#### Provided entries
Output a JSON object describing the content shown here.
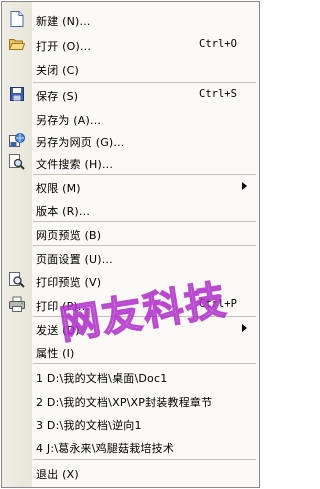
{
  "menu": {
    "items": [
      {
        "label": "新建 (N)...",
        "shortcut": "",
        "icon": "new-document-icon"
      },
      {
        "label": "打开 (O)...",
        "shortcut": "Ctrl+O",
        "icon": "open-folder-icon"
      },
      {
        "label": "关闭 (C)",
        "shortcut": ""
      },
      {
        "label": "保存 (S)",
        "shortcut": "Ctrl+S",
        "icon": "save-disk-icon"
      },
      {
        "label": "另存为 (A)...",
        "shortcut": ""
      },
      {
        "label": "另存为网页 (G)...",
        "shortcut": "",
        "icon": "save-web-page-icon"
      },
      {
        "label": "文件搜索 (H)...",
        "shortcut": "",
        "icon": "file-search-icon"
      },
      {
        "label": "权限 (M)",
        "shortcut": "",
        "submenu": true
      },
      {
        "label": "版本 (R)...",
        "shortcut": ""
      },
      {
        "label": "网页预览 (B)",
        "shortcut": ""
      },
      {
        "label": "页面设置 (U)...",
        "shortcut": ""
      },
      {
        "label": "打印预览 (V)",
        "shortcut": "",
        "icon": "print-preview-icon"
      },
      {
        "label": "打印 (P)...",
        "shortcut": "Ctrl+P",
        "icon": "printer-icon"
      },
      {
        "label": "发送 (D)",
        "shortcut": "",
        "submenu": true
      },
      {
        "label": "属性 (I)",
        "shortcut": ""
      },
      {
        "label": "1 D:\\我的文档\\桌面\\Doc1",
        "shortcut": ""
      },
      {
        "label": "2 D:\\我的文档\\XP\\XP封装教程章节",
        "shortcut": ""
      },
      {
        "label": "3 D:\\我的文档\\逆向1",
        "shortcut": ""
      },
      {
        "label": "4 J:\\葛永来\\鸡腿菇栽培技术",
        "shortcut": ""
      },
      {
        "label": "退出 (X)",
        "shortcut": ""
      }
    ]
  },
  "watermark": {
    "text": "网友科技"
  },
  "colors": {
    "watermark": "#c85ad8",
    "sidebar": "#ebe8dd",
    "separator": "#c5c2b8"
  }
}
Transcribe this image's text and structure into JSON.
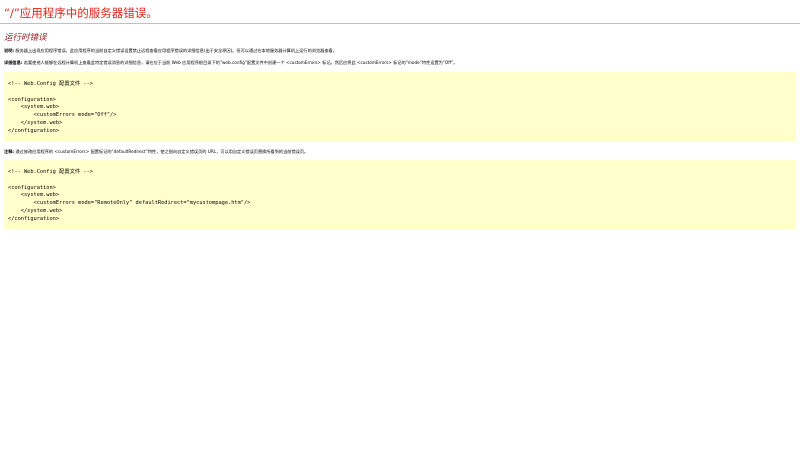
{
  "page": {
    "title": "“/”应用程序中的服务器错误。",
    "subtitle": "运行时错误"
  },
  "description": {
    "label": "说明:",
    "text": " 服务器上出现应用程序错误。此应用程序的当前自定义错误设置禁止远程查看应用程序错误的详细信息(出于安全原因)。但可以通过在本地服务器计算机上运行的浏览器查看。"
  },
  "details": {
    "label": "详细信息:",
    "text": " 若要使他人能够在远程计算机上查看此特定错误消息的详细信息，请在位于当前 Web 应用程序根目录下的“web.config”配置文件中创建一个 <customErrors> 标记。然后应将此 <customErrors> 标记的“mode”特性设置为“Off”。"
  },
  "notes": {
    "label": "注释:",
    "text": " 通过修改应用程序的 <customErrors> 配置标记的“defaultRedirect”特性，使之指向自定义错误页的 URL，可以用自定义错误页替换所看到的当前错误页。"
  },
  "code_block_1": [
    "<!-- Web.Config 配置文件 -->",
    "",
    "<configuration>",
    "    <system.web>",
    "        <customErrors mode=\"Off\"/>",
    "    </system.web>",
    "</configuration>"
  ],
  "code_block_2": [
    "<!-- Web.Config 配置文件 -->",
    "",
    "<configuration>",
    "    <system.web>",
    "        <customErrors mode=\"RemoteOnly\" defaultRedirect=\"mycustompage.htm\"/>",
    "    </system.web>",
    "</configuration>"
  ],
  "colors": {
    "title": "#e2231a",
    "subtitle": "#8b1a1a",
    "code_background": "#ffffcc"
  }
}
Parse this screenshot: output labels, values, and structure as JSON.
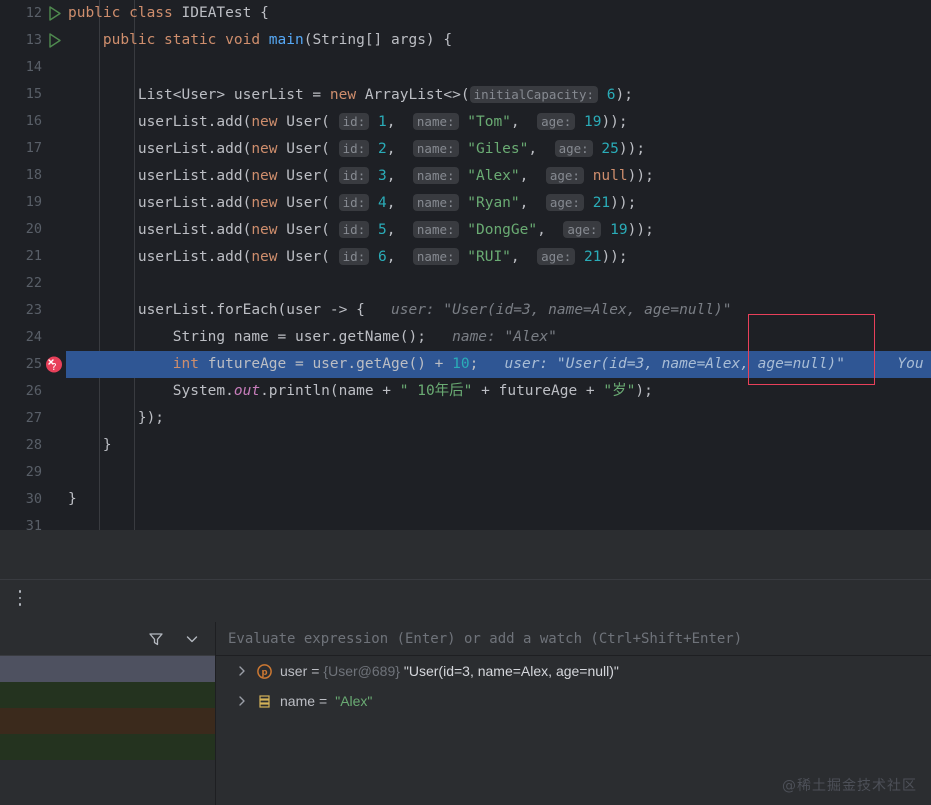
########
| Aim of the task |
Copy all the lines of data exactly as they appear, dropping any images.

| Correct output |
Output a JSON object describing the content shown here.
{
  "menu": {
    "items": [
      {
        "label": "新建 (N)...",
        "shortcut": "",
        "icon": "new-document-icon"
      },
      {
        "label": "打开 (O)...",
        "shortcut": "Ctrl+O",
        "icon": "open-folder-icon"
      },
      {
        "label": "关闭 (C)",
        "shortcut": ""
      },
      {
        "label": "保存 (S)",
        "shortcut": "Ctrl+S",
        "icon": "save-disk-icon"
      },
      {
        "label": "另存为 (A)...",
        "shortcut": ""
      },
      {
        "label": "另存为网页 (G)...",
        "shortcut": "",
        "icon": "save-web-page-icon"
      },
      {
        "label": "文件搜索 (H)...",
        "shortcut": "",
        "icon": "file-search-icon"
      },
      {
        "label": "权限 (M)",
        "shortcut": "",
        "submenu": true
      },
      {
        "label": "版本 (R)...",
        "shortcut": ""
      },
      {
        "label": "网页预览 (B)",
        "shortcut": ""
      },
      {
        "label": "页面设置 (U)...",
        "shortcut": ""
      },
      {
        "label": "打印预览 (V)",
        "shortcut": "",
        "icon": "print-preview-icon"
      },
      {
        "label": "打印 (P)...",
        "shortcut": "Ctrl+P",
        "icon": "printer-icon"
      },
      {
        "label": "发送 (D)",
        "shortcut": "",
        "submenu": true
      },
      {
        "label": "属性 (I)",
        "shortcut": ""
      },
      {
        "label": "1 D:\\我的文档\\桌面\\Doc1",
        "shortcut": ""
      },
      {
        "label": "2 D:\\我的文档\\XP\\XP封装教程章节",
        "shortcut": ""
      },
      {
        "label": "3 D:\\我的文档\\逆向1",
        "shortcut": ""
      },
      {
        "label": "4 J:\\葛永来\\鸡腿菇栽培技术",
        "shortcut": ""
      },
      {
        "label": "退出 (X)",
        "shortcut": ""
      }
    ]
  },
  "watermark": {
    "text": "网友科技"
  },
  "colors": {
    "watermark": "#c85ad8",
    "sidebar": "#ebe8dd",
    "separator": "#c5c2b8"
  }
}
Transcribe this image's text and structure into JSON.
{
  "page": {
    "title": "“/”应用程序中的服务器错误。",
    "subtitle": "运行时错误"
  },
  "description": {
    "label": "说明:",
    "text": " 服务器上出现应用程序错误。此应用程序的当前自定义错误设置禁止远程查看应用程序错误的详细信息(出于安全原因)。但可以通过在本地服务器计算机上运行的浏览器查看。"
  },
  "details": {
    "label": "详细信息:",
    "text": " 若要使他人能够在远程计算机上查看此特定错误消息的详细信息，请在位于当前 Web 应用程序根目录下的“web.config”配置文件中创建一个 <customErrors> 标记。然后应将此 <customErrors> 标记的“mode”特性设置为“Off”。"
  },
  "notes": {
    "label": "注释:",
    "text": " 通过修改应用程序的 <customErrors> 配置标记的“defaultRedirect”特性，使之指向自定义错误页的 URL，可以用自定义错误页替换所看到的当前错误页。"
  },
  "code_block_1": [
    "<!-- Web.Config 配置文件 -->",
    "",
    "<configuration>",
    "    <system.web>",
    "        <customErrors mode=\"Off\"/>",
    "    </system.web>",
    "</configuration>"
  ],
  "code_block_2": [
    "<!-- Web.Config 配置文件 -->",
    "",
    "<configuration>",
    "    <system.web>",
    "        <customErrors mode=\"RemoteOnly\" defaultRedirect=\"mycustompage.htm\"/>",
    "    </system.web>",
    "</configuration>"
  ],
  "colors": {
    "title": "#e2231a",
    "subtitle": "#8b1a1a",
    "code_background": "#ffffcc"
  }
}
Parse this screenshot: output labels, values, and structure as JSON.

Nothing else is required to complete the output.